__PROBLEM TO SOLVE__:
What lines of the data hold the string "Contains"? Pull each one out.

[Start DATASET ENTRIES]

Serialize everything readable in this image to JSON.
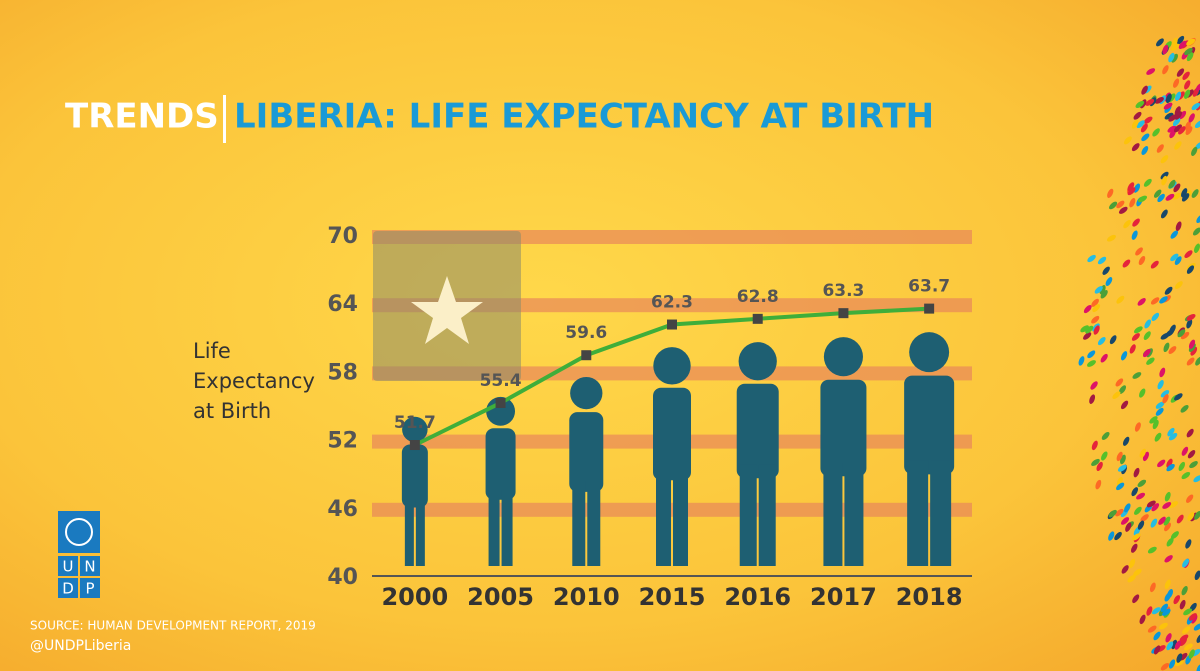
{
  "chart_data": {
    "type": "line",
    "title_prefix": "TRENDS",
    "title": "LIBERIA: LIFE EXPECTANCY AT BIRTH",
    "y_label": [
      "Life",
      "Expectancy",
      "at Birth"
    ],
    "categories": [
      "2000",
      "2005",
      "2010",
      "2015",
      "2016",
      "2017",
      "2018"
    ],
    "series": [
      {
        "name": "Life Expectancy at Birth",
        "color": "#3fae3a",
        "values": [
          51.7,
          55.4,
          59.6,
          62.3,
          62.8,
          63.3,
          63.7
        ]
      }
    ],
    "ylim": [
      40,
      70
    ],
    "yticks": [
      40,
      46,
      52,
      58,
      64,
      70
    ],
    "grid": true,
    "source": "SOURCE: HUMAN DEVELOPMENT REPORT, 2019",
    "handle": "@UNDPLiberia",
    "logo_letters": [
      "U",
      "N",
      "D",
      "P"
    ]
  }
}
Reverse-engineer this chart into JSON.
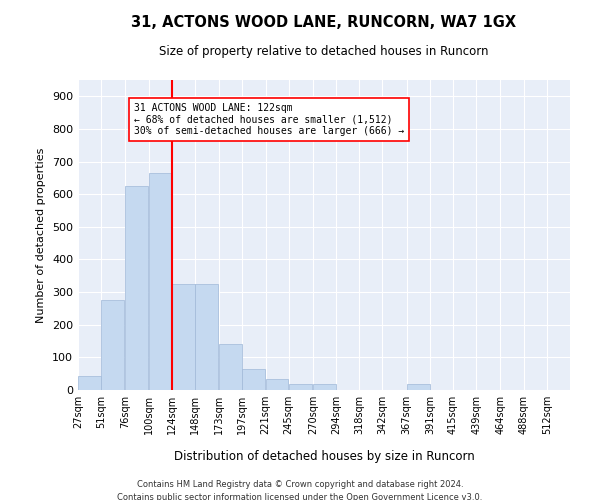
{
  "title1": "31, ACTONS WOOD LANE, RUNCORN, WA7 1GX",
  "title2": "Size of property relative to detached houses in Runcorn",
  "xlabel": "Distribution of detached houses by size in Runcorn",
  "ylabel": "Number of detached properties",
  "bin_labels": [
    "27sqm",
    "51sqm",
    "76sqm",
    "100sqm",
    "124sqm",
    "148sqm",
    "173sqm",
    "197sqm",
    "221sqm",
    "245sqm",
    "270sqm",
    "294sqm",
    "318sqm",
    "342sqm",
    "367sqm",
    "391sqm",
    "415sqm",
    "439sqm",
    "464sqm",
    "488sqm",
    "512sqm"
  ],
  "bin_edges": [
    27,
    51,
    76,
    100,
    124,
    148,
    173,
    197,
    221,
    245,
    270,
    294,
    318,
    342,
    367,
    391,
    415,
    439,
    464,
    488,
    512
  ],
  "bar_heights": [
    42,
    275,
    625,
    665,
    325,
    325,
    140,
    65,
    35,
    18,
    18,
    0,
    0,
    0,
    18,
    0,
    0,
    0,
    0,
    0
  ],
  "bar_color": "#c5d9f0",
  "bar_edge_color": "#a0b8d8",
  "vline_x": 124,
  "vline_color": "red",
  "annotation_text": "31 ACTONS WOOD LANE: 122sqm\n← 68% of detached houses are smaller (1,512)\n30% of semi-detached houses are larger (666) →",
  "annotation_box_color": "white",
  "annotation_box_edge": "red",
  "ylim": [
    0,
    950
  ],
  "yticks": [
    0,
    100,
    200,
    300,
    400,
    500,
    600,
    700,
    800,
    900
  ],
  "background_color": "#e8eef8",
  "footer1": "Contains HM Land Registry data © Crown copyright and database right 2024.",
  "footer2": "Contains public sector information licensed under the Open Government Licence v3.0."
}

[End DATASET ENTRIES]

__RESULT BELOW__:
  "footer1": "Contains HM Land Registry data © Crown copyright and database right 2024.",
  "footer2": "Contains public sector information licensed under the Open Government Licence v3.0."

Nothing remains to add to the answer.